* _OBJECTIVE_: Select, from the data, each line where "Samlelovforslaget" occurs.

== SOURCE MATERIAL ==

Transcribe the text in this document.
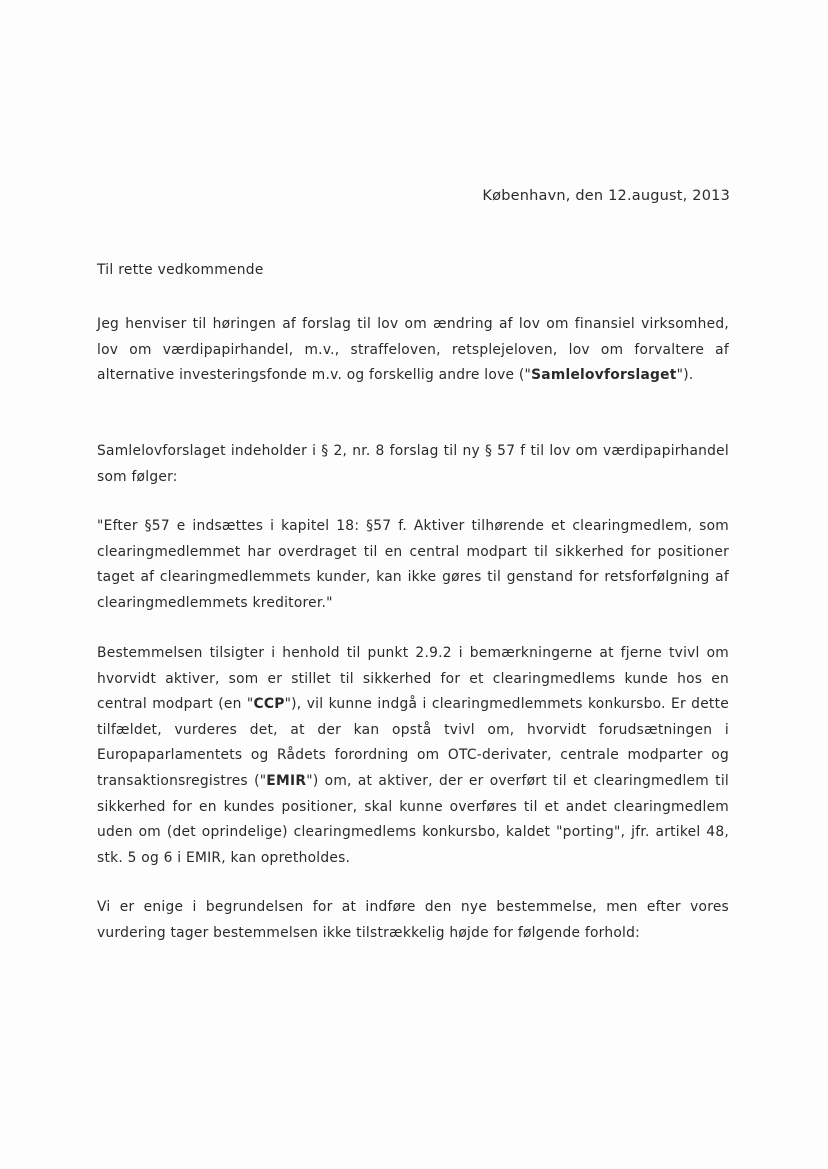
København, den 12.august, 2013
Til rette vedkommende

Jeg henviser til høringen af forslag til lov om ændring af lov om finansiel virksomhed, lov om værdipapirhandel, m.v., straffeloven, retsplejeloven, lov om forvaltere af alternative investeringsfonde m.v. og forskellig andre love ("Samlelovforslaget").

Samlelovforslaget indeholder i § 2, nr. 8 forslag til ny § 57 f til lov om værdipapirhandel som følger:

"Efter §57 e indsættes i kapitel 18: §57 f. Aktiver tilhørende et clearingmedlem, som clearingmedlemmet har overdraget til en central modpart til sikkerhed for positioner taget af clearingmedlemmets kunder, kan ikke gøres til genstand for retsforfølgning af clearingmedlemmets kreditorer."

Bestemmelsen tilsigter i henhold til punkt 2.9.2 i bemærkningerne at fjerne tvivl om hvorvidt aktiver, som er stillet til sikkerhed for et clearingmedlems kunde hos en central modpart (en "CCP"), vil kunne indgå i clearingmedlemmets konkursbo. Er dette tilfældet, vurderes det, at der kan opstå tvivl om, hvorvidt forudsætningen i Europaparlamentets og Rådets forordning om OTC-derivater, centrale modparter og transaktionsregistres ("EMIR") om, at aktiver, der er overført til et clearingmedlem til sikkerhed for en kundes positioner, skal kunne overføres til et andet clearingmedlem uden om (det oprindelige) clearingmedlems konkursbo, kaldet "porting", jfr. artikel 48, stk. 5 og 6 i EMIR, kan opretholdes.

Vi er enige i begrundelsen for at indføre den nye bestemmelse, men efter vores vurdering tager bestemmelsen ikke tilstrækkelig højde for følgende forhold:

===

* _RESPONSE TO THIS TASK_:
Jeg henviser til høringen af forslag til lov om ændring af lov om finansiel virksomhed, lov om værdipapirhandel, m.v., straffeloven, retsplejeloven, lov om forvaltere af alternative investeringsfonde m.v. og forskellig andre love ("Samlelovforslaget").
Samlelovforslaget indeholder i § 2, nr. 8 forslag til ny § 57 f til lov om værdipapirhandel som følger:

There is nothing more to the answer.